▶ **What the task asks**: Look through the data below and report how many lines include "about". Only the number should be given.
#### Material provided ####
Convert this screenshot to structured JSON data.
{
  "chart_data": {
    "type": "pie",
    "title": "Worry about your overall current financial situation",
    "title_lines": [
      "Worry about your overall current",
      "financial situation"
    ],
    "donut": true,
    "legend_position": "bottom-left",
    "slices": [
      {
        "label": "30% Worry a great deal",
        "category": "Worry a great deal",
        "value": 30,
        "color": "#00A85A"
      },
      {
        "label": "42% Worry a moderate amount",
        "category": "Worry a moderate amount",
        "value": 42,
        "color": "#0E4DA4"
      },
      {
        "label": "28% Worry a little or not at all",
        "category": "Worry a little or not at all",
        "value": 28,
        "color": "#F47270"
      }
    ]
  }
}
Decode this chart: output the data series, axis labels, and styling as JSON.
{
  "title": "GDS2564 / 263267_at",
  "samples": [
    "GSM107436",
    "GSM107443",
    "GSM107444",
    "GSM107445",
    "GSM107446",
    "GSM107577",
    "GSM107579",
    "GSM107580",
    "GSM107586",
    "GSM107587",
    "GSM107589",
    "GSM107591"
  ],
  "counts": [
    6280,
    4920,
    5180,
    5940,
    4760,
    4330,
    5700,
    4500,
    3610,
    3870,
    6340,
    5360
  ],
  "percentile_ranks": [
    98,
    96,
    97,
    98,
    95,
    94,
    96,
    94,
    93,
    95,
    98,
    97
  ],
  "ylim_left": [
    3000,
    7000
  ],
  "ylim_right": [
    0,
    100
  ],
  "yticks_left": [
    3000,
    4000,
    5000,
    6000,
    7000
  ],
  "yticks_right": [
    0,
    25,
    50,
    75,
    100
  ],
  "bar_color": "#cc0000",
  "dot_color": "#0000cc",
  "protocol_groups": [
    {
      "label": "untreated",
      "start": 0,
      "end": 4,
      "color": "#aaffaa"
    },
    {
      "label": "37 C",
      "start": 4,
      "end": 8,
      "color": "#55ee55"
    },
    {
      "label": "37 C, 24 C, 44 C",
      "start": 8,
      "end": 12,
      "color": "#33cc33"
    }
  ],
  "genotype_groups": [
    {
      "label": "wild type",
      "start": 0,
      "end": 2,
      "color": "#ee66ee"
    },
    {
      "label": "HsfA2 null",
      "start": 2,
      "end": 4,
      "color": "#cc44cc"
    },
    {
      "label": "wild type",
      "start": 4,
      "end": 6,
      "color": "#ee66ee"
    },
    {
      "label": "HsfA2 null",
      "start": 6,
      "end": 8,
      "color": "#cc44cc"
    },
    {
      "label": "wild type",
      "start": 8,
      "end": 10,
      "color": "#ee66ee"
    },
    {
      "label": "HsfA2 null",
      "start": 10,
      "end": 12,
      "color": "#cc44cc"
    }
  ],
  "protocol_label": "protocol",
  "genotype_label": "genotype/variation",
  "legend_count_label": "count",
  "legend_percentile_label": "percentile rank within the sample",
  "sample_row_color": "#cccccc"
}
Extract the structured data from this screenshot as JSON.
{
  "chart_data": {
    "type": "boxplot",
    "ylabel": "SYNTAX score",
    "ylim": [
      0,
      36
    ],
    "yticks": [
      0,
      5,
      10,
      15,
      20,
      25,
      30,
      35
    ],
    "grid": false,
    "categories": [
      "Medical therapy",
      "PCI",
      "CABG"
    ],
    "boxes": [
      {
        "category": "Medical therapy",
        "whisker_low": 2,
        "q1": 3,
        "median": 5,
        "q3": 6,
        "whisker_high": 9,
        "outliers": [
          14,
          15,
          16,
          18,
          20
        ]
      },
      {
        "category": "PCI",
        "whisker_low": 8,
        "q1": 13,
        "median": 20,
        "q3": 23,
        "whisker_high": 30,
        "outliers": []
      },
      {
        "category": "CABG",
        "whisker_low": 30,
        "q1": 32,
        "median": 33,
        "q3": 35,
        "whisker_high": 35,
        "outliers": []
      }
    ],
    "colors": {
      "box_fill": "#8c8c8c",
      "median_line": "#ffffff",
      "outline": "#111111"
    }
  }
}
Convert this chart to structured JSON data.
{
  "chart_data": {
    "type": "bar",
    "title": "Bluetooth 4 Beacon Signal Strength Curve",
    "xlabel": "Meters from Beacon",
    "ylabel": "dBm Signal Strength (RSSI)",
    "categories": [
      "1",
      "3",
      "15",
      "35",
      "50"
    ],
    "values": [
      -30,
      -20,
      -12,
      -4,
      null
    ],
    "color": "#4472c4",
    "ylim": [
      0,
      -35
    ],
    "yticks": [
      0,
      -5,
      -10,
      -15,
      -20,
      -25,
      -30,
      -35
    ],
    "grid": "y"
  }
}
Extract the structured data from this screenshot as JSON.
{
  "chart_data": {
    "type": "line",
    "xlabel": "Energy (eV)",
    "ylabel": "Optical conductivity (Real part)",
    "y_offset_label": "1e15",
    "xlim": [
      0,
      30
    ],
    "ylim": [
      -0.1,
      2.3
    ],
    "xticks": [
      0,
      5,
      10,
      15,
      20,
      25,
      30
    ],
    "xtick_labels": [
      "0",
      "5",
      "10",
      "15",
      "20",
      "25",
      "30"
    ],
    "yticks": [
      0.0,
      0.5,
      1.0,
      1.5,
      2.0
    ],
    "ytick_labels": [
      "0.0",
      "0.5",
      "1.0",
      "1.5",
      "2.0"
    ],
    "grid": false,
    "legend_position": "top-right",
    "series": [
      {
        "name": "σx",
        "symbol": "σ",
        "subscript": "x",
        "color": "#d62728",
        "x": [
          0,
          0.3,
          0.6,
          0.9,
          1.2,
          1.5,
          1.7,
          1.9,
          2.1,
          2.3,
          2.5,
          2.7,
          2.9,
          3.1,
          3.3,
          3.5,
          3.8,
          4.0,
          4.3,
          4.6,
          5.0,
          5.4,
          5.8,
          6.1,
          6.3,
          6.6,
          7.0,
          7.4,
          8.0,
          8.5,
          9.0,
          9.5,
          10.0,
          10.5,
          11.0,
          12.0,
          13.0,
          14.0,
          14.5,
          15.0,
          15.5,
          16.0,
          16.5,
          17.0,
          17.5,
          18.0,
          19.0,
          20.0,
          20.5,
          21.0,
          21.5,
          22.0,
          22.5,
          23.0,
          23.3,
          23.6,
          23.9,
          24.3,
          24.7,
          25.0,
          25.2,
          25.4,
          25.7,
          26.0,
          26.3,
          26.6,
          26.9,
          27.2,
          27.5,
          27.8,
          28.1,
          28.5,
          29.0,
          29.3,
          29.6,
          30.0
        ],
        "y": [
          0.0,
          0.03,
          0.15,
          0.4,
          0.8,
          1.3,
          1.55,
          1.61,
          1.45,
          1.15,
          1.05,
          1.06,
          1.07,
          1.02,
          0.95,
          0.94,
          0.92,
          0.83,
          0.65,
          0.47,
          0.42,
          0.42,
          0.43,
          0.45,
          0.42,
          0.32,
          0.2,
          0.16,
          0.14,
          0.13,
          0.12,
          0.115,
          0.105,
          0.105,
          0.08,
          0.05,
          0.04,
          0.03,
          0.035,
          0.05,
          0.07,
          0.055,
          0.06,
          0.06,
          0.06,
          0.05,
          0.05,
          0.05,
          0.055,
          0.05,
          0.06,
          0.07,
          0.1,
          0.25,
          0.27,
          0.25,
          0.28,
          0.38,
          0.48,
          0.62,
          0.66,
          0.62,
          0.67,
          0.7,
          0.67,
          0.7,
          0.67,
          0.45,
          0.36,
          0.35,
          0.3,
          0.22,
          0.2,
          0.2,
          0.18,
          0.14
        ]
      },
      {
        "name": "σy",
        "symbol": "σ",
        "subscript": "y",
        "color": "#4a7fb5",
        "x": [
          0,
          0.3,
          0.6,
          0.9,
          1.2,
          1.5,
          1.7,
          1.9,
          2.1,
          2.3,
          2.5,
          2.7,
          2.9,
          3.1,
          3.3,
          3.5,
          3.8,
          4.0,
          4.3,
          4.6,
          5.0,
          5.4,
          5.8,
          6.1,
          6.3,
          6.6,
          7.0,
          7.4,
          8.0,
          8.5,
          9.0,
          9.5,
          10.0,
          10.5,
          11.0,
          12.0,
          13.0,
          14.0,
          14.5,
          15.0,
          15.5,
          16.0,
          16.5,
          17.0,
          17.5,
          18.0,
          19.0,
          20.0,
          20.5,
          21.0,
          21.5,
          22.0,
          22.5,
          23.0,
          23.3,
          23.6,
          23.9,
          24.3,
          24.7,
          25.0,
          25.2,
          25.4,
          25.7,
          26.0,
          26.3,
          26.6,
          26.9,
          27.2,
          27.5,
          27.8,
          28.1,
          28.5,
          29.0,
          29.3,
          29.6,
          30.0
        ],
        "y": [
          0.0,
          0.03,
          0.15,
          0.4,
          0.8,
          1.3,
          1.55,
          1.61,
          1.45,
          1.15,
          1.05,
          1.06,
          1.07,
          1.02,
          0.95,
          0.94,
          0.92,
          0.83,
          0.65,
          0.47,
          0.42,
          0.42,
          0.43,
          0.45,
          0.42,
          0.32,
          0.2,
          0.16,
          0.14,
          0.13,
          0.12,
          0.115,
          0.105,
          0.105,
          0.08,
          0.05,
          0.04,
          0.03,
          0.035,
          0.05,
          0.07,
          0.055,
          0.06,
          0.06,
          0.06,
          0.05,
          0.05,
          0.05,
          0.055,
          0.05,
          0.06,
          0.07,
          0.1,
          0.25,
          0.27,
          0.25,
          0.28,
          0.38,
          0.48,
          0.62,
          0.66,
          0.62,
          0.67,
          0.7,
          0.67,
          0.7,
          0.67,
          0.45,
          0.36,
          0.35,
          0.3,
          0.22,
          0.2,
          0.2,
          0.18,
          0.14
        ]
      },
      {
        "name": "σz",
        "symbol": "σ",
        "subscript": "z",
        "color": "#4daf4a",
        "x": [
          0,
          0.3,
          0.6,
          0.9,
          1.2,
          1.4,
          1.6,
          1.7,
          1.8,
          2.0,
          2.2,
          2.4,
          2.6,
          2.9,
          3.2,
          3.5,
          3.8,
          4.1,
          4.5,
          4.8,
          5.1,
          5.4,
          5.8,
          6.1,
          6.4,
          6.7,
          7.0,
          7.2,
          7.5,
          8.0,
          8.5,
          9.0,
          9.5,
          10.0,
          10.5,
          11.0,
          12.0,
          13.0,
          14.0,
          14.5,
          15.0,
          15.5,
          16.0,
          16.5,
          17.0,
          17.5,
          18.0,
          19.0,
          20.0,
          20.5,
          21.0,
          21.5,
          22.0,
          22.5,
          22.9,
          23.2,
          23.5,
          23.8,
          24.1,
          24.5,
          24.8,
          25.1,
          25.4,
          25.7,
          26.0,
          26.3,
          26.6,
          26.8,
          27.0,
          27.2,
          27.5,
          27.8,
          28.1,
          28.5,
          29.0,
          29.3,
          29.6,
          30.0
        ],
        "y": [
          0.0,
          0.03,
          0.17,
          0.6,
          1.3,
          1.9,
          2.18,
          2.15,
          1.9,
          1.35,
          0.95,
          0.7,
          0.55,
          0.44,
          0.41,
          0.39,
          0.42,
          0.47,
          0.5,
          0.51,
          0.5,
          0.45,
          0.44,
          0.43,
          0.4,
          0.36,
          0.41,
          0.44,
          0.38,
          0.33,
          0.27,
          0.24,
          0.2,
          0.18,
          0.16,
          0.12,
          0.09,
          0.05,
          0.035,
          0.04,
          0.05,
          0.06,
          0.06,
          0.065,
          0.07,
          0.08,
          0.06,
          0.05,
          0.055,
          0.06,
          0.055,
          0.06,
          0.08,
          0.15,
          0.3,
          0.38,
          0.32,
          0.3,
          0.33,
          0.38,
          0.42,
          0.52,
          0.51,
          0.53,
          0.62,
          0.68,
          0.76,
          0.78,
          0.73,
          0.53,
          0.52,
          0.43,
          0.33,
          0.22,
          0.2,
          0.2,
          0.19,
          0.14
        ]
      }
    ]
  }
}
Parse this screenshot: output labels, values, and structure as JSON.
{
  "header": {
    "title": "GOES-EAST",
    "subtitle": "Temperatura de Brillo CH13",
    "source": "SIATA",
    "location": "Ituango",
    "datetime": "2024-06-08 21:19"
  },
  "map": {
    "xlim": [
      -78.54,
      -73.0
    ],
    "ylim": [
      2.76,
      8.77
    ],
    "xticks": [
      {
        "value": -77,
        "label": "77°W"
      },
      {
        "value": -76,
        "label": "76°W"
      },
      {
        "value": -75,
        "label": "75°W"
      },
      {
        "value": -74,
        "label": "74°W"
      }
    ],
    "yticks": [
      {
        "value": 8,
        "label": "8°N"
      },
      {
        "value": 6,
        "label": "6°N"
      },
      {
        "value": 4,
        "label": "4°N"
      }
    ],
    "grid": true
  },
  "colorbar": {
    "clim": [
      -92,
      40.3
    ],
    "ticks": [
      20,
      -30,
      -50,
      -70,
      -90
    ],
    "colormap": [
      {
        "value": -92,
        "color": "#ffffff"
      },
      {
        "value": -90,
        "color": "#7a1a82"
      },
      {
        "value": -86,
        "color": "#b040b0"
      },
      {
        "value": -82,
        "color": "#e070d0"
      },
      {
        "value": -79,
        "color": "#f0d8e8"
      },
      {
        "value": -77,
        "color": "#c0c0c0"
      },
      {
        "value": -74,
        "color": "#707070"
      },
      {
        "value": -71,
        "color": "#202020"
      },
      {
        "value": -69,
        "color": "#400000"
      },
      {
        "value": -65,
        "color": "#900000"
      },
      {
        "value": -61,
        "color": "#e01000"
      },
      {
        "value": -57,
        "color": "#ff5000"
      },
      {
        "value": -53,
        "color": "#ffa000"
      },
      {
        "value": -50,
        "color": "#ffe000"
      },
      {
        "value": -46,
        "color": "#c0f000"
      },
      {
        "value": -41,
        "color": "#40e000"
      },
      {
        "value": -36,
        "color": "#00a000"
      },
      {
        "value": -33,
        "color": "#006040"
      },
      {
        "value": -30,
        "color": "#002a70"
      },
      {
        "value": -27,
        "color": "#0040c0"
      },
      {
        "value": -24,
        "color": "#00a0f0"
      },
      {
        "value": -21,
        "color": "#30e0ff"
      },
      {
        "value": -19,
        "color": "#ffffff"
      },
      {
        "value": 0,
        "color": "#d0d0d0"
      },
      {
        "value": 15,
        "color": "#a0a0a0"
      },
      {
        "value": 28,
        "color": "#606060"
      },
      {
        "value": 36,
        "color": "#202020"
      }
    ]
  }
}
####
▶ **Complete answer**: 2